### TASK DIRECTIONS
Scan the material that follows. Copy every line containing the word "JSON".

----------------

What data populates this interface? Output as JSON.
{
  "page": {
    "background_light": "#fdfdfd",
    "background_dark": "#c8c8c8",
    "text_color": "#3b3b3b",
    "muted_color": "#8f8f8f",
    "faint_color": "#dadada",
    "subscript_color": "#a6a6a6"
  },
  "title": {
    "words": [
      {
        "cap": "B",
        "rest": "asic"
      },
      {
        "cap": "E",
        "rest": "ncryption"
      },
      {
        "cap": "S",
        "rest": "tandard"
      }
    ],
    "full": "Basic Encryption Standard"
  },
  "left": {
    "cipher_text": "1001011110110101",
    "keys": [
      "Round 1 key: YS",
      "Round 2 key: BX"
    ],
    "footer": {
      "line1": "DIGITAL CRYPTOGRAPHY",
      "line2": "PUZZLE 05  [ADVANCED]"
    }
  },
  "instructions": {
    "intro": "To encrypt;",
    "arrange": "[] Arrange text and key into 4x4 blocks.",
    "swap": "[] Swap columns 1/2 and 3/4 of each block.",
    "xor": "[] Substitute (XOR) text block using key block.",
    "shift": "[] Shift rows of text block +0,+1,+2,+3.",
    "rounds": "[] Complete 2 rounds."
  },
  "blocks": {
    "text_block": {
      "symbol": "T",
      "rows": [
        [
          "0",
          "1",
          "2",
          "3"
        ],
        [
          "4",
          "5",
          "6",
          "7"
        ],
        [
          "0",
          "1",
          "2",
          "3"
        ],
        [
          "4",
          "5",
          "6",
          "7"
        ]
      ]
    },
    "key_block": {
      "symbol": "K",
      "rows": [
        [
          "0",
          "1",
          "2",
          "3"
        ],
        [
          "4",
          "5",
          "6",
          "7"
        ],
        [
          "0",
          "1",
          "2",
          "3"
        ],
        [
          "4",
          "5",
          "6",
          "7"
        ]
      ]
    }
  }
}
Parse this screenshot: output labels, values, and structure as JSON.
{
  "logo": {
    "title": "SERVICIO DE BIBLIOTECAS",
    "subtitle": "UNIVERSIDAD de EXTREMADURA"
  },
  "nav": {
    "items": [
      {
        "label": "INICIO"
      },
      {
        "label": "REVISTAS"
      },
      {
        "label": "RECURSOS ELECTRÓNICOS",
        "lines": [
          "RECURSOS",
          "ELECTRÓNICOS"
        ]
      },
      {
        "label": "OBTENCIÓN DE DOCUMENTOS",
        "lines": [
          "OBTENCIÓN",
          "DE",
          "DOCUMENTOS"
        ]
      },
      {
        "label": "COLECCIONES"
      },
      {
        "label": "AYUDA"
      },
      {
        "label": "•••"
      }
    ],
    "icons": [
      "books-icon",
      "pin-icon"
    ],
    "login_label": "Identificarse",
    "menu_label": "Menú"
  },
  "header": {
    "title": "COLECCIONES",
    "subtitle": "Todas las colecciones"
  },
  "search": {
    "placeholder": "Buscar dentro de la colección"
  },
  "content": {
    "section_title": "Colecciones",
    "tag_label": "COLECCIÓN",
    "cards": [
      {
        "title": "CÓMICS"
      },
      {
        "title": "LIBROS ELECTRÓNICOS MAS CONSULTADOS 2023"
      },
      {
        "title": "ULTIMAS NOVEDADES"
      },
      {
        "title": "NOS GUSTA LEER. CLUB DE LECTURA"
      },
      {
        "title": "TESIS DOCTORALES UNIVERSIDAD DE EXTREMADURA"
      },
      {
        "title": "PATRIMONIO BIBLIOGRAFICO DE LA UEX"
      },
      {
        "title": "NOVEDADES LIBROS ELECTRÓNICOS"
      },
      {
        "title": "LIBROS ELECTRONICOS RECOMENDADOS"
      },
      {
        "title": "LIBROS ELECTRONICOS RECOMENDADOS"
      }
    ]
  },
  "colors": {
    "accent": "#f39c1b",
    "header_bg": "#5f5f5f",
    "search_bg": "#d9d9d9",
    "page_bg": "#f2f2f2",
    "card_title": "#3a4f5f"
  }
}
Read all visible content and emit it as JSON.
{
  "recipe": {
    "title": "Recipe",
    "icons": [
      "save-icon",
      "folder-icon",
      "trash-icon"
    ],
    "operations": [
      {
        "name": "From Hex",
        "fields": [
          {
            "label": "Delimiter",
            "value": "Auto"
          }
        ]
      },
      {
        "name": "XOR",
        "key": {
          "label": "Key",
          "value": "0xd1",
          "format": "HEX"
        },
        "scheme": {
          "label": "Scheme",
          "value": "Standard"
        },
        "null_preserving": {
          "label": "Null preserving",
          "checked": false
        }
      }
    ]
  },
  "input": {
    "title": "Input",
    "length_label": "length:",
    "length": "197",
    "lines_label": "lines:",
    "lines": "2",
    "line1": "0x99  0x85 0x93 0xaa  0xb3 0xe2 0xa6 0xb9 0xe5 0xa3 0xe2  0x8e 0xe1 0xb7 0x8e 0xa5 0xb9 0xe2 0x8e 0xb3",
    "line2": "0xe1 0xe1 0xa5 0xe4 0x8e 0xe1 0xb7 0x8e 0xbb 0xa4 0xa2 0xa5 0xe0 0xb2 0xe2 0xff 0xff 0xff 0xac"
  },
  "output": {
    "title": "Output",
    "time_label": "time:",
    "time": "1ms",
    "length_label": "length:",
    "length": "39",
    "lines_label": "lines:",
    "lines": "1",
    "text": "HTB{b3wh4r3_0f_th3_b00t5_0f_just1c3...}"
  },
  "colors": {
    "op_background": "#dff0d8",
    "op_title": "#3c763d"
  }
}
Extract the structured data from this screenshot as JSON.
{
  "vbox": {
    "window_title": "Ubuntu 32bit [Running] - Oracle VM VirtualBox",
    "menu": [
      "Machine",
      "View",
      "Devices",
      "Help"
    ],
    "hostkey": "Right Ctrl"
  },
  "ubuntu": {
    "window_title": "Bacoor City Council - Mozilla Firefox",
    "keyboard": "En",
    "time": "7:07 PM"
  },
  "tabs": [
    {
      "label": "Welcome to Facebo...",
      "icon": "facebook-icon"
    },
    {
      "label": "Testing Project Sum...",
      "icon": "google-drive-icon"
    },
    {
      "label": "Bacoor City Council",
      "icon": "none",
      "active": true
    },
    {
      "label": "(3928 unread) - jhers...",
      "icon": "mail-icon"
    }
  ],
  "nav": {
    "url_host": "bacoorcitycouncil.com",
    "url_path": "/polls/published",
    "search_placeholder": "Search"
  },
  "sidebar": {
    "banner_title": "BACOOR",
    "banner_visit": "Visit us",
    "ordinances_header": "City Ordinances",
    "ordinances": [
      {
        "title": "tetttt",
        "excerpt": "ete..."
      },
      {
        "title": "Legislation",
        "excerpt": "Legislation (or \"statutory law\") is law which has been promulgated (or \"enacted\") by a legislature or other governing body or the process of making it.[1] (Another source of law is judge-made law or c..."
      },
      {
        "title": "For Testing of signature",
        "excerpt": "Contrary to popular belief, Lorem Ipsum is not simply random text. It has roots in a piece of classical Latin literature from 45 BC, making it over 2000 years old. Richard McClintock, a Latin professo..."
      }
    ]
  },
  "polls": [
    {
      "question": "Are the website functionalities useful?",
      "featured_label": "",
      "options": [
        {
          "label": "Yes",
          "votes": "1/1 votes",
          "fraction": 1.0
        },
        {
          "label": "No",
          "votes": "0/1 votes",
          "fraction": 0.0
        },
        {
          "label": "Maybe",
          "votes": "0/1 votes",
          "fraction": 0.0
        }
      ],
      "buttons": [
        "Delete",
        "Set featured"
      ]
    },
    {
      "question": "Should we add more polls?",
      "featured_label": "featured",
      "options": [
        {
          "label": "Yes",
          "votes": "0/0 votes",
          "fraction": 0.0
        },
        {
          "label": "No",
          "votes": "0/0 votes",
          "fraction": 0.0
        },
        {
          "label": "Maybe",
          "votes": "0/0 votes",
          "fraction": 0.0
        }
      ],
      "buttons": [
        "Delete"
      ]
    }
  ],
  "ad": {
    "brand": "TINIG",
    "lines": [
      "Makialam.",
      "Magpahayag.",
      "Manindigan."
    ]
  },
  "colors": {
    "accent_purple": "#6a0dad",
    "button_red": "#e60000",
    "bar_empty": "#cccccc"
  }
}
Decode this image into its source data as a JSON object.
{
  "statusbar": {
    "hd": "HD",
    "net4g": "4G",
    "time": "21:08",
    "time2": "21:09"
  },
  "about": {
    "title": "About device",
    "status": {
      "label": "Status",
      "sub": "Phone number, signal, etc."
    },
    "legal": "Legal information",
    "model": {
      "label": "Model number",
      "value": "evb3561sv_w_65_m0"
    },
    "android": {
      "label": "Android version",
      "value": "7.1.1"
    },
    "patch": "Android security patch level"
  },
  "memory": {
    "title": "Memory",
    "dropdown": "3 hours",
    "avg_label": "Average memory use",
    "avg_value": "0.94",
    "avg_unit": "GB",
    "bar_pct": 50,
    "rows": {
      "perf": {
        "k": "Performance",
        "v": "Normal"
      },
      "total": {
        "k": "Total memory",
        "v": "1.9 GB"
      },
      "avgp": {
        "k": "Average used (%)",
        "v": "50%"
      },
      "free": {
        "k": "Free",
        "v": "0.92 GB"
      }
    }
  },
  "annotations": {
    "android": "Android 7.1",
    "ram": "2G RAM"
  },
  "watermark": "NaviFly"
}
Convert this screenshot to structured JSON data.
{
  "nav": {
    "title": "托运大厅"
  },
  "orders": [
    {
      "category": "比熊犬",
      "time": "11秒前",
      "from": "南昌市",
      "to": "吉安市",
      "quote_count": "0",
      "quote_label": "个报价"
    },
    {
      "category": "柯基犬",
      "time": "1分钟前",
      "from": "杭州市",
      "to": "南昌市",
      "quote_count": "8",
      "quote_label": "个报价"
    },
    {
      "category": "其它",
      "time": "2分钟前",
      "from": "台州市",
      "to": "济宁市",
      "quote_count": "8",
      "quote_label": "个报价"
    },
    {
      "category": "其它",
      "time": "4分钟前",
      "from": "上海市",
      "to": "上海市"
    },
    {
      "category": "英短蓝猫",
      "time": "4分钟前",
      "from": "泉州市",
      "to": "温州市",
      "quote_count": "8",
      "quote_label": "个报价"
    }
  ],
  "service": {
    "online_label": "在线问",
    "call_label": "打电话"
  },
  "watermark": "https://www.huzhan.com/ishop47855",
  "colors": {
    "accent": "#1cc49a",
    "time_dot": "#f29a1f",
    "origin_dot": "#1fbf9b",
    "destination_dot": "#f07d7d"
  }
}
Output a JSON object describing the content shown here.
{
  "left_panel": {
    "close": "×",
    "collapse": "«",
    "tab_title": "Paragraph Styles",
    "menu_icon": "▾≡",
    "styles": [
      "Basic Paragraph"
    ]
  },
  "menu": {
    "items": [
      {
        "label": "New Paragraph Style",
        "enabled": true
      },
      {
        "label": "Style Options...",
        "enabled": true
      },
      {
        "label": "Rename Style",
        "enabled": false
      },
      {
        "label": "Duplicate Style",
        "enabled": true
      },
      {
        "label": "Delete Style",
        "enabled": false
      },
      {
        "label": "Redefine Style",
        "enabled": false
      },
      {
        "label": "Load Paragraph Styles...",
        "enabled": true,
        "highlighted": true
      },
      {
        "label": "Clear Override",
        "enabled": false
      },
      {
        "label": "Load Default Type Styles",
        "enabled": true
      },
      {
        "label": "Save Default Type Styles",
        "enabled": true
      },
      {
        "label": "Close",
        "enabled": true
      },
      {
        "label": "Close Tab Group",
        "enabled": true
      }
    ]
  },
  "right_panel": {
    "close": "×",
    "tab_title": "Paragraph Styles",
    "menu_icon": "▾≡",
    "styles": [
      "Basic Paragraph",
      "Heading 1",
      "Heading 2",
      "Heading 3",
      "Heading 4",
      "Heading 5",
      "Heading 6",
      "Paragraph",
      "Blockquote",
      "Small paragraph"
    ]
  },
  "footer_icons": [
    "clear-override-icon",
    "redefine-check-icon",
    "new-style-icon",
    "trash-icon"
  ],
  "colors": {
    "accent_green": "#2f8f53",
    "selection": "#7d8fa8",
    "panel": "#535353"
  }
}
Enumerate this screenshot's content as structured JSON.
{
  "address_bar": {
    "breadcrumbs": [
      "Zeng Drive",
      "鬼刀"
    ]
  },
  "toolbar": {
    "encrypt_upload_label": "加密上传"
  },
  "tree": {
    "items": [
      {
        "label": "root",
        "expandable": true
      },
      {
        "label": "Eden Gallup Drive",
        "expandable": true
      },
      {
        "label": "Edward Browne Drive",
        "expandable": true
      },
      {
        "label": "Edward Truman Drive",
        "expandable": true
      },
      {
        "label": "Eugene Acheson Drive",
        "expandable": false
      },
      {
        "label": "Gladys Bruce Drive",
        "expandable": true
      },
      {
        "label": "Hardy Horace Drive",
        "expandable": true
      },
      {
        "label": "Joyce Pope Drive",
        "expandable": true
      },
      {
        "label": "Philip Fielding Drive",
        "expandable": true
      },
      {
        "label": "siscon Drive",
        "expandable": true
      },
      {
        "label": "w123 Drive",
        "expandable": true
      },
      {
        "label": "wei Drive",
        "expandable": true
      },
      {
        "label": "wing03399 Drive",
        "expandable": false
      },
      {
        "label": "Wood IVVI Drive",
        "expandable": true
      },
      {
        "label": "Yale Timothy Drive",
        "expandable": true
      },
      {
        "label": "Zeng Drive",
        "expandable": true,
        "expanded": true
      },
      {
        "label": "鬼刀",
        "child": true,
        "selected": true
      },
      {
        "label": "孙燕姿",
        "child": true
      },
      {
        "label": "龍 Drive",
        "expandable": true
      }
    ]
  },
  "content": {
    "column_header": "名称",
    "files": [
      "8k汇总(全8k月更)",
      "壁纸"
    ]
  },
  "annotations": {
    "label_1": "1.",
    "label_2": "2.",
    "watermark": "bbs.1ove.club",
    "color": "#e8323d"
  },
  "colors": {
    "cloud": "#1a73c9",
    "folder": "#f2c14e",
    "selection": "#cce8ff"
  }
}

----------------

### EXERCISE RESULT
What data populates this interface? Output as JSON.
Parse this screenshot: output labels, values, and structure as JSON.
Read all visible content and emit it as JSON.
Extract the structured data from this screenshot as JSON.
Decode this image into its source data as a JSON object.
Convert this screenshot to structured JSON data.
Output a JSON object describing the content shown here.
Enumerate this screenshot's content as structured JSON.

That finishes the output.